From the pages of Forbes, another reminder that discoveries can't be reliably planned. If they could, they wouldn't be discoveries, they would be proofs.
The act of discovery is more like an accident than a plan. It is that moment when someone stumbles across a remarkable truth other than the one he was looking for.
An excerpt:
"Things, it turns out, are all too often discovered by accident--but we don't see that when we look at history in our rear-view mirrors. The technologies that run the world today (like the Internet, the computer and the laser) are not used in the way intended by those who invented them. Even academics are starting to realize that a considerable component of medical discovery comes from the fringes, where people find what they are not exactly looking for.

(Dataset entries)
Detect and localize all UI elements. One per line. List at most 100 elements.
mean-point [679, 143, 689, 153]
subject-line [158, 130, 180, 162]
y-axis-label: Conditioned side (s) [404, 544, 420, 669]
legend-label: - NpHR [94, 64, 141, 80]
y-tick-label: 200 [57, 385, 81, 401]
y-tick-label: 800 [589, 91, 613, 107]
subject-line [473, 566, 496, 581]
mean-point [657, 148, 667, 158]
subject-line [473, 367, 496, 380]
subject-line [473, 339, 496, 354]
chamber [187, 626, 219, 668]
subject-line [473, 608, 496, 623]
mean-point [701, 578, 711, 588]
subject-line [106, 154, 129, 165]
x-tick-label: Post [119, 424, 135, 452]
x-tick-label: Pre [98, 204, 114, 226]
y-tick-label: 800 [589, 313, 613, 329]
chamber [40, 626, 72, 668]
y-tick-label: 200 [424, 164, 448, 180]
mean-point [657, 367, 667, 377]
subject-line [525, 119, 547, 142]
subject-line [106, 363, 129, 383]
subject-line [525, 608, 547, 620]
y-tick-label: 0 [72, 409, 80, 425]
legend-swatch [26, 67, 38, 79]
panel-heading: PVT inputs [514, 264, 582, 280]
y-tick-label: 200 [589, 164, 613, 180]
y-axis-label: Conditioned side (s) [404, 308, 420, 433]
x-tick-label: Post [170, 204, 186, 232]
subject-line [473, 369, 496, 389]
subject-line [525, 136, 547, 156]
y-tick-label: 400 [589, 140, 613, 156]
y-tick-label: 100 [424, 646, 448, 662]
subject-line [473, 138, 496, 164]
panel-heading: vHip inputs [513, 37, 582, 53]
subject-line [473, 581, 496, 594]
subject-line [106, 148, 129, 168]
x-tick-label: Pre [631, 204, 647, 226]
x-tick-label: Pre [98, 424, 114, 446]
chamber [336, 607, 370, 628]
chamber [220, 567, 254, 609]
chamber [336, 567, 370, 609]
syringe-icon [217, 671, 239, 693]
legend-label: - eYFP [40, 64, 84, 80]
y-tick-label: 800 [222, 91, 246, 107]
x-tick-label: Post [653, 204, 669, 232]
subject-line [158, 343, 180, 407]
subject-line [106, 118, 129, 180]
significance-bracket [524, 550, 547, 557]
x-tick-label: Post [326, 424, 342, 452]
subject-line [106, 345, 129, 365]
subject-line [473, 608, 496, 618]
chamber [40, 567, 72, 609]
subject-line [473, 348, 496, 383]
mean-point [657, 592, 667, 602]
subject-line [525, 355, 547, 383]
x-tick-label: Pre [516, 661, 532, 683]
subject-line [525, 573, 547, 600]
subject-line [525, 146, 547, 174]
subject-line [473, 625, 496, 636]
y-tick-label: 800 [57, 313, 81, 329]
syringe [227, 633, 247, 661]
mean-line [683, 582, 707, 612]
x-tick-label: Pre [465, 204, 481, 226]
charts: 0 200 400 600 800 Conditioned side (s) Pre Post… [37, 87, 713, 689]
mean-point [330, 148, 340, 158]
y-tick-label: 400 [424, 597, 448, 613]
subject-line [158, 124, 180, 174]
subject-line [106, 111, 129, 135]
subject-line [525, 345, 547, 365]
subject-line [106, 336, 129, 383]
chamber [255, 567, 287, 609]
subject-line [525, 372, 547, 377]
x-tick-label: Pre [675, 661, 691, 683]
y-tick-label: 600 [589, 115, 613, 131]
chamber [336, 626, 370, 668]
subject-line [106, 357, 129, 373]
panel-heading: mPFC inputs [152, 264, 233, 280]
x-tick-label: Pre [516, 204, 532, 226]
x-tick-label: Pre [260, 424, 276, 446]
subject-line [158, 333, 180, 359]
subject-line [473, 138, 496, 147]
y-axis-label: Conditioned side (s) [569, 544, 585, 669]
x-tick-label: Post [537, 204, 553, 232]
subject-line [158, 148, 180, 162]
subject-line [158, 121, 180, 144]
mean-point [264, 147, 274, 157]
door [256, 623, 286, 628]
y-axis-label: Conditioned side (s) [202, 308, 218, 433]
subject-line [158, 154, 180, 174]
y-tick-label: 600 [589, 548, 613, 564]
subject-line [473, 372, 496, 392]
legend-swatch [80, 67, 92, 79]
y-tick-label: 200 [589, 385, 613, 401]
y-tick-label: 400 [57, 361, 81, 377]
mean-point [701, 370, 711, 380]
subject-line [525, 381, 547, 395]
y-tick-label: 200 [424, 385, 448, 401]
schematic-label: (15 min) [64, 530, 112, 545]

# Study questions
a - In the text on discovery, which three technologies are named as not being used in the way their inventors intended?
b - Please say whether each statement agrees with the text on discovery, answering yes or no and quoting the deciding words: (i) Discoveries can be reliably planned. (ii) The excerpt comes from Forbes. (iii) Medical discovery comes only from mainstream research.
c - Write the next few sentences of the text on discovery, picking up after its final sentence.
The data come from a separate source.

# Outputs for the tasks
a - The Internet, the computer and the laser.

b -
(i) No: "discoveries can't be reliably planned."
(ii) Yes: "From the pages of Forbes"
(iii) No: "a considerable component of medical discovery comes from the fringes"

c -
It is not just that hypertension drugs led to Viagra or that angiogenesis drugs led to the treatment of macular degeneration, but that even discoveries we claim come from research are themselves highly accidental. They are the result of undirected tinkering narrated after the fact, when it is dressed up as controlled research. The high rate of failure in scientific research should be sufficient to convince us of the lack of effectiveness in its design."
Conclusion: if you want a steady stream of innovation and discovery, encourage a lot of random tinkering. This is true not only for scientific research, it's true in all areas of human endeavor. A strictly enforced orthodoxy is the enemy of anything new.